■ Your task
Reply with one number: the count of lines in the records below that hold "Activité".

■ Provided information
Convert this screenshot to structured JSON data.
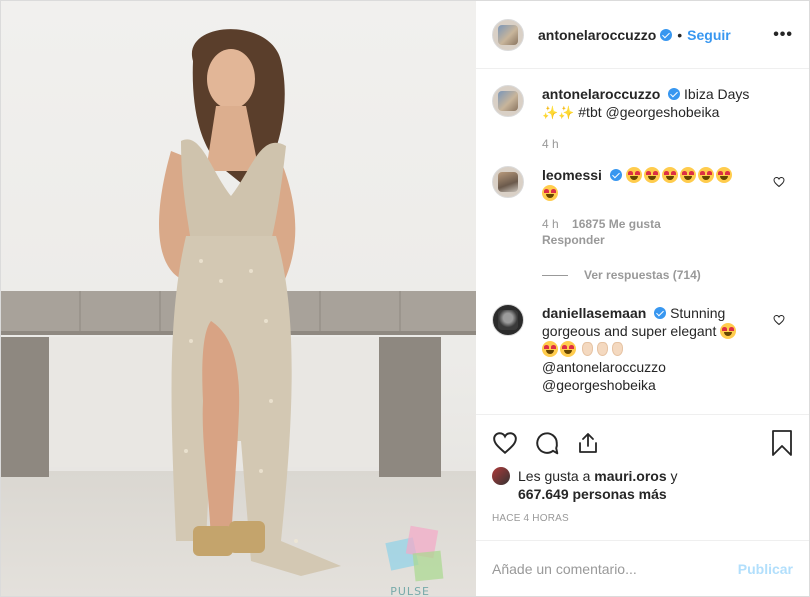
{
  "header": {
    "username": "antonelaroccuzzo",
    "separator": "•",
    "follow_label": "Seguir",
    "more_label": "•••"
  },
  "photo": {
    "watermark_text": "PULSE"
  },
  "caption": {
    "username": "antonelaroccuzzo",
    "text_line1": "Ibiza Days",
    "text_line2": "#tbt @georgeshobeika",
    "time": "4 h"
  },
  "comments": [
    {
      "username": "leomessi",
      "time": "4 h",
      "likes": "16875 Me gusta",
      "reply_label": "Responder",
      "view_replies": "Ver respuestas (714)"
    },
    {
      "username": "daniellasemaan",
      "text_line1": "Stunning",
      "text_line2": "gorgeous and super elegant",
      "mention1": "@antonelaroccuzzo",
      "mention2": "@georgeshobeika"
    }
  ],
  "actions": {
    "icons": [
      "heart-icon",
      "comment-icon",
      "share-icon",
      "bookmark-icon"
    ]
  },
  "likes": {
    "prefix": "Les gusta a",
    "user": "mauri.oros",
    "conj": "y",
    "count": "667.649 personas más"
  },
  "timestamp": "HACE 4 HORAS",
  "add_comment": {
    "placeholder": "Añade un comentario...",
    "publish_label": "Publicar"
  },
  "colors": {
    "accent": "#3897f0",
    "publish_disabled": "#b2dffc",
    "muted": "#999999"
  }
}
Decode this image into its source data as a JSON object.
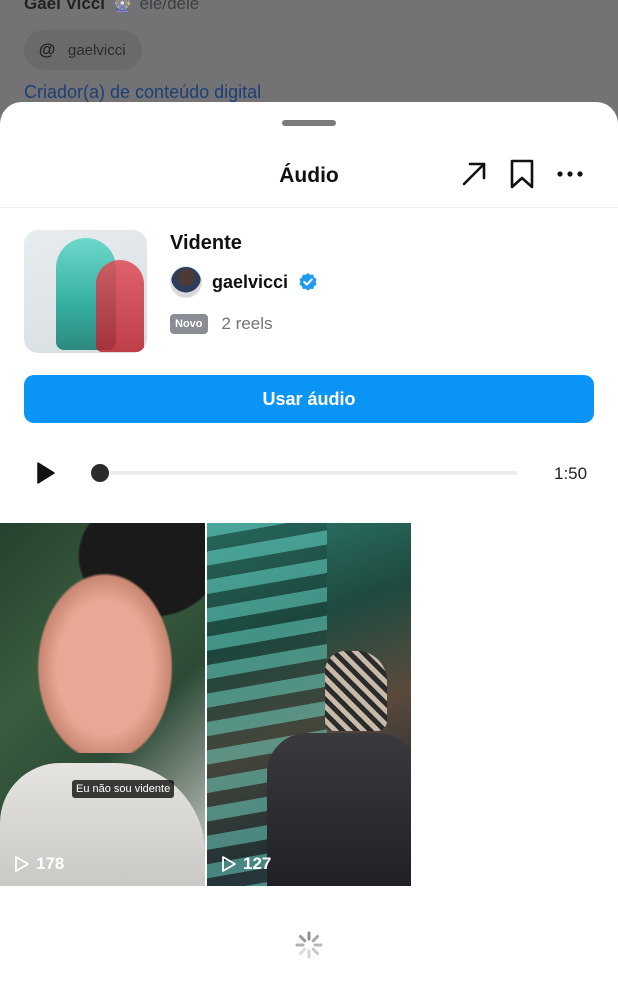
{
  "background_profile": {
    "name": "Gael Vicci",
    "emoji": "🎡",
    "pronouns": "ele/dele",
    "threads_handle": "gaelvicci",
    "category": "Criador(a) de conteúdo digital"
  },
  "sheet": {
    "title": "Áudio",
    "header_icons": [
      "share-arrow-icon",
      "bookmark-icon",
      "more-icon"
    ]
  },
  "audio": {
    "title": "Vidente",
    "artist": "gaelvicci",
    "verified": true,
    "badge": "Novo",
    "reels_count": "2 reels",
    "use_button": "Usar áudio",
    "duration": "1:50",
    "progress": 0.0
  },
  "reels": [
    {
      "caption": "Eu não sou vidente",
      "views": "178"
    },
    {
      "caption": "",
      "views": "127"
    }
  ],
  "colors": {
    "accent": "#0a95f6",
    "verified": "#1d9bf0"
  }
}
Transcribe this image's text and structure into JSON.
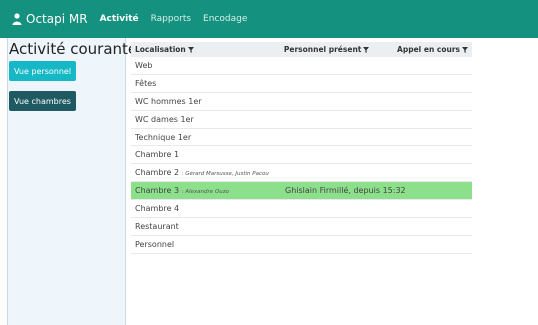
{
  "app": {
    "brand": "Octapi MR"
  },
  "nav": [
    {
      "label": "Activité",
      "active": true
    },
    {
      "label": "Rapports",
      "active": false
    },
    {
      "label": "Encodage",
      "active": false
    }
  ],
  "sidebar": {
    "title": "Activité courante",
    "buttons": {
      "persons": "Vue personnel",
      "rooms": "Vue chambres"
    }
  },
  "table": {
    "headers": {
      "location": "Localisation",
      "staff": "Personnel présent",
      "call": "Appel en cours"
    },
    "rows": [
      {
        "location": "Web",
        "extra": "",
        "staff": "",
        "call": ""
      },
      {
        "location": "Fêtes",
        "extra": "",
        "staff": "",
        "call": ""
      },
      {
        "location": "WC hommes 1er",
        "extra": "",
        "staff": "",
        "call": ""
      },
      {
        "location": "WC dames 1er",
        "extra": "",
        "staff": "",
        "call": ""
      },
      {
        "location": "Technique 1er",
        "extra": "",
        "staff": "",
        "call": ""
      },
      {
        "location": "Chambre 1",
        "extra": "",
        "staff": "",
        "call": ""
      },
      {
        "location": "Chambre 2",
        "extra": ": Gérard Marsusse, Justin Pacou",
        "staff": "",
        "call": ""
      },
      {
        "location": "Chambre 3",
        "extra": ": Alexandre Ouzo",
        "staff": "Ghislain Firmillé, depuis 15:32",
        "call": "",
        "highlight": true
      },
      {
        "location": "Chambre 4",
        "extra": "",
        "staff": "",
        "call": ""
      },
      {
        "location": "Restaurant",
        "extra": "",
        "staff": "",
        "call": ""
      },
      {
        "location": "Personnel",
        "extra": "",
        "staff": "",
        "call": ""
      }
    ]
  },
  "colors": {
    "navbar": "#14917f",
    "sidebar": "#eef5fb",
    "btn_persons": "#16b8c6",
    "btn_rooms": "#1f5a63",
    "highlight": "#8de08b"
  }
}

==

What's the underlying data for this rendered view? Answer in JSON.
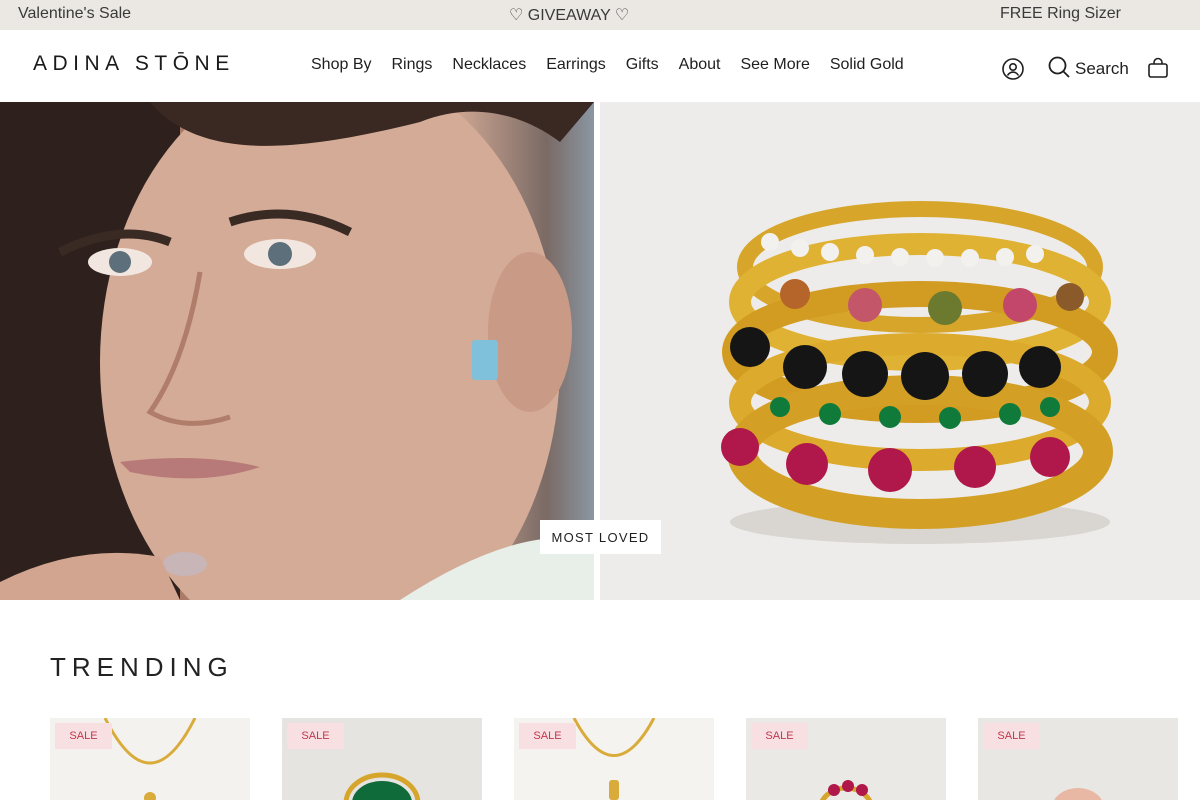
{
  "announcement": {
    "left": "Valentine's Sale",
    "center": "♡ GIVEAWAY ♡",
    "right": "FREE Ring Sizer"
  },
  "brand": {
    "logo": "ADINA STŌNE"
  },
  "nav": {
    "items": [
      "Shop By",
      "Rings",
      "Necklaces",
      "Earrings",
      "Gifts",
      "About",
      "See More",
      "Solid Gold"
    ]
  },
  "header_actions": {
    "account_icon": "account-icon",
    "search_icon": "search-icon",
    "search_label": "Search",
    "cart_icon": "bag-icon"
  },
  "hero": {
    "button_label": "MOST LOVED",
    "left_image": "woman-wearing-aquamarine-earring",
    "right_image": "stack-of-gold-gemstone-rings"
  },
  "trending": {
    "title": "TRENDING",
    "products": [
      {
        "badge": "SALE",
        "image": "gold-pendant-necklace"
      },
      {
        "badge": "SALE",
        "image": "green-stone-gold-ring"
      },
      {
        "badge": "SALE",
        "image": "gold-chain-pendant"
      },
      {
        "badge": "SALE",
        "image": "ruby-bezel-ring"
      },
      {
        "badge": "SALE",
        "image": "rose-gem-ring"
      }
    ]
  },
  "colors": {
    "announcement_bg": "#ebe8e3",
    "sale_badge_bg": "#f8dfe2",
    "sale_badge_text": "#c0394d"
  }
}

* * *

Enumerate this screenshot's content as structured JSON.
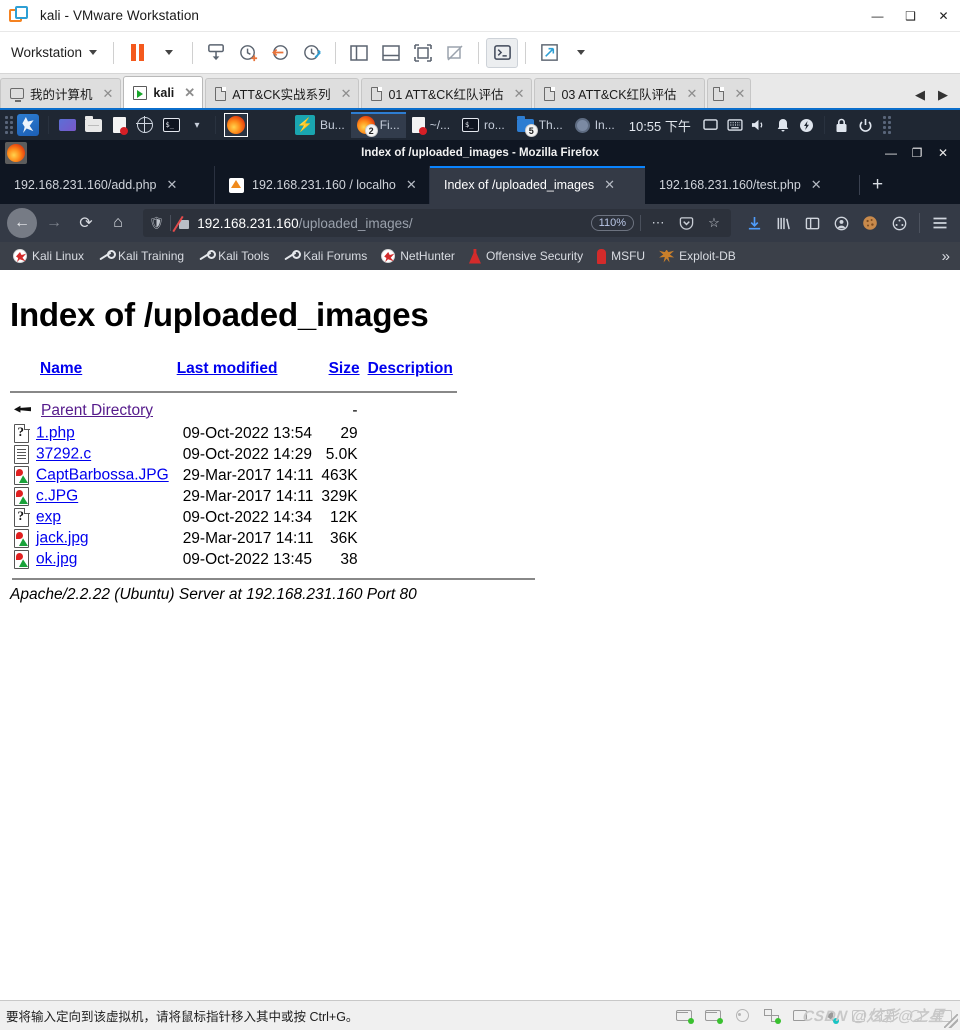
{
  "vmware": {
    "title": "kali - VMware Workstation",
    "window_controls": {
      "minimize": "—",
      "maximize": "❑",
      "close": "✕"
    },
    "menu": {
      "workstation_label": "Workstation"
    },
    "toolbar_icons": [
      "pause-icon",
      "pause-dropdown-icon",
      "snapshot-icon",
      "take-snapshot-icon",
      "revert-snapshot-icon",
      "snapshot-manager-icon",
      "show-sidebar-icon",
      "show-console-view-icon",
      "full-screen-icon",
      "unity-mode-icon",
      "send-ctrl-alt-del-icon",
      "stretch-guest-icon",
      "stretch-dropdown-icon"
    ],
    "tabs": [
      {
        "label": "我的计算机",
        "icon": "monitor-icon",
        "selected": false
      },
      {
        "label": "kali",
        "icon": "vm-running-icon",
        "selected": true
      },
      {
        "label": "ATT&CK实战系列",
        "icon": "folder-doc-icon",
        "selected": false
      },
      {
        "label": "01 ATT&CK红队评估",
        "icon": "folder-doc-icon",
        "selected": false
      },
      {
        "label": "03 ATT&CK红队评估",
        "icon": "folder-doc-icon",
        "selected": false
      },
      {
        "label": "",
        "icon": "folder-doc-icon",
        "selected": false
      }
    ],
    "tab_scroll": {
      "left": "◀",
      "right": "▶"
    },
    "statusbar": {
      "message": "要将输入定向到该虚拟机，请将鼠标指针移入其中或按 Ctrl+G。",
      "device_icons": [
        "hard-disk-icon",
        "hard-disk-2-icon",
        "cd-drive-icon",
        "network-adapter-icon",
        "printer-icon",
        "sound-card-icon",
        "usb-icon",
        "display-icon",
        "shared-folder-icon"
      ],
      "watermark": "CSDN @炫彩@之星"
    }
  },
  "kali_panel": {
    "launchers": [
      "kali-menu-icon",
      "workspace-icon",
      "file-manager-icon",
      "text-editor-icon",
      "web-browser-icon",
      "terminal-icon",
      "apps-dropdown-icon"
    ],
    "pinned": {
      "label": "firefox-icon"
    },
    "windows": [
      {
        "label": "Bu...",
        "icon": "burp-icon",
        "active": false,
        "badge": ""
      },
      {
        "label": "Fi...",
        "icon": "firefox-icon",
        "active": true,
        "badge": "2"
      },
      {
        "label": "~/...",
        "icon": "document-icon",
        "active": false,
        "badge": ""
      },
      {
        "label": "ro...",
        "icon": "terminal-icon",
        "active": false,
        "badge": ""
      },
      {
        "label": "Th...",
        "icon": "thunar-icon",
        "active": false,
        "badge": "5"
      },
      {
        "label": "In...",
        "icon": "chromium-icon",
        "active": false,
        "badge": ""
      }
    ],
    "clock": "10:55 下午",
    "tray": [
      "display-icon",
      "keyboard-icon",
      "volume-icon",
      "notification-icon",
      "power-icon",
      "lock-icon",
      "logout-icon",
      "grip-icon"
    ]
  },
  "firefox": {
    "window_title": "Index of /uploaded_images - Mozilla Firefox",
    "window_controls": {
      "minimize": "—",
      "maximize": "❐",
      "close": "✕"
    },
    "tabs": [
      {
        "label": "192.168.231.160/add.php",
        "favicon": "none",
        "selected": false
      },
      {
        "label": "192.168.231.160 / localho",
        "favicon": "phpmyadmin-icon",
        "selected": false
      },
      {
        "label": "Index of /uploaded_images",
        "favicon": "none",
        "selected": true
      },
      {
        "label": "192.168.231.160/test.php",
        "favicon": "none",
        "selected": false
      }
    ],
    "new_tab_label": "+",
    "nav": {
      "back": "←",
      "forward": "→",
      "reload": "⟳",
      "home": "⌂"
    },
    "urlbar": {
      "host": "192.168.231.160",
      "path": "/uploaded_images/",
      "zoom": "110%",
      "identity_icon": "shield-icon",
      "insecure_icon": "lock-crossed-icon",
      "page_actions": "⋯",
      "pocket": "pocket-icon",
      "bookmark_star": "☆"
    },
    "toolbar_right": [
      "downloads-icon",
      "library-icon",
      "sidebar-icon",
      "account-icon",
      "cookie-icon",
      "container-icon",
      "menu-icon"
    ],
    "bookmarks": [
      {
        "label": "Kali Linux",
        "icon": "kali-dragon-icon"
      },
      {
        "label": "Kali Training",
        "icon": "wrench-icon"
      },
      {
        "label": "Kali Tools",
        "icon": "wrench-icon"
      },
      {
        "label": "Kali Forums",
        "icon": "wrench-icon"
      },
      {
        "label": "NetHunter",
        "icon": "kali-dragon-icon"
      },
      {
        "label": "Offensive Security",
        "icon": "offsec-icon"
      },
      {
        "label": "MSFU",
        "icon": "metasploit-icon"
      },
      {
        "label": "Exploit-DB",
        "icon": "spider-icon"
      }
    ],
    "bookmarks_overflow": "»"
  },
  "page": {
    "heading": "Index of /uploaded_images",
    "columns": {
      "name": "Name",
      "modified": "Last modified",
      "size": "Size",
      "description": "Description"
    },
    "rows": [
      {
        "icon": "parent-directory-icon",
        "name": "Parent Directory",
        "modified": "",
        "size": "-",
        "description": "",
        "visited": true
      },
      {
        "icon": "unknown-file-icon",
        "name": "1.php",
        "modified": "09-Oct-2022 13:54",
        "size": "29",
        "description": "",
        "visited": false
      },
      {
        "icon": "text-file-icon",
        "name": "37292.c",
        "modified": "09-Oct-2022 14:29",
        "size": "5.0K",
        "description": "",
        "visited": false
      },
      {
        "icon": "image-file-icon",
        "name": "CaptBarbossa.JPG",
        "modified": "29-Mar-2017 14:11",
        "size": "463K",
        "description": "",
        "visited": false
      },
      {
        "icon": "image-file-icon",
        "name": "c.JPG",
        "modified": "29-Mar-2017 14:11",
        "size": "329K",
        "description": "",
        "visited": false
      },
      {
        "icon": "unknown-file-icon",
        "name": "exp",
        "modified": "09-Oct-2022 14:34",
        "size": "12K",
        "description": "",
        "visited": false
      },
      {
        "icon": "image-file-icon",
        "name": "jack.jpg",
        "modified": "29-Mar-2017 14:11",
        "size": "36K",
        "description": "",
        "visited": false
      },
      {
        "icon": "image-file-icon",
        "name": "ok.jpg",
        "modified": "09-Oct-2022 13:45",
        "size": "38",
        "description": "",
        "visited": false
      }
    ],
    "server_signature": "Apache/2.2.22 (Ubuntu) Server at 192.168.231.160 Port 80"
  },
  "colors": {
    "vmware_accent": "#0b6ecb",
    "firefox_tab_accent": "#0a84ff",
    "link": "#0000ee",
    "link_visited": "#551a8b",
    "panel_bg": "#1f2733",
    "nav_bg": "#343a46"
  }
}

■ Written response
2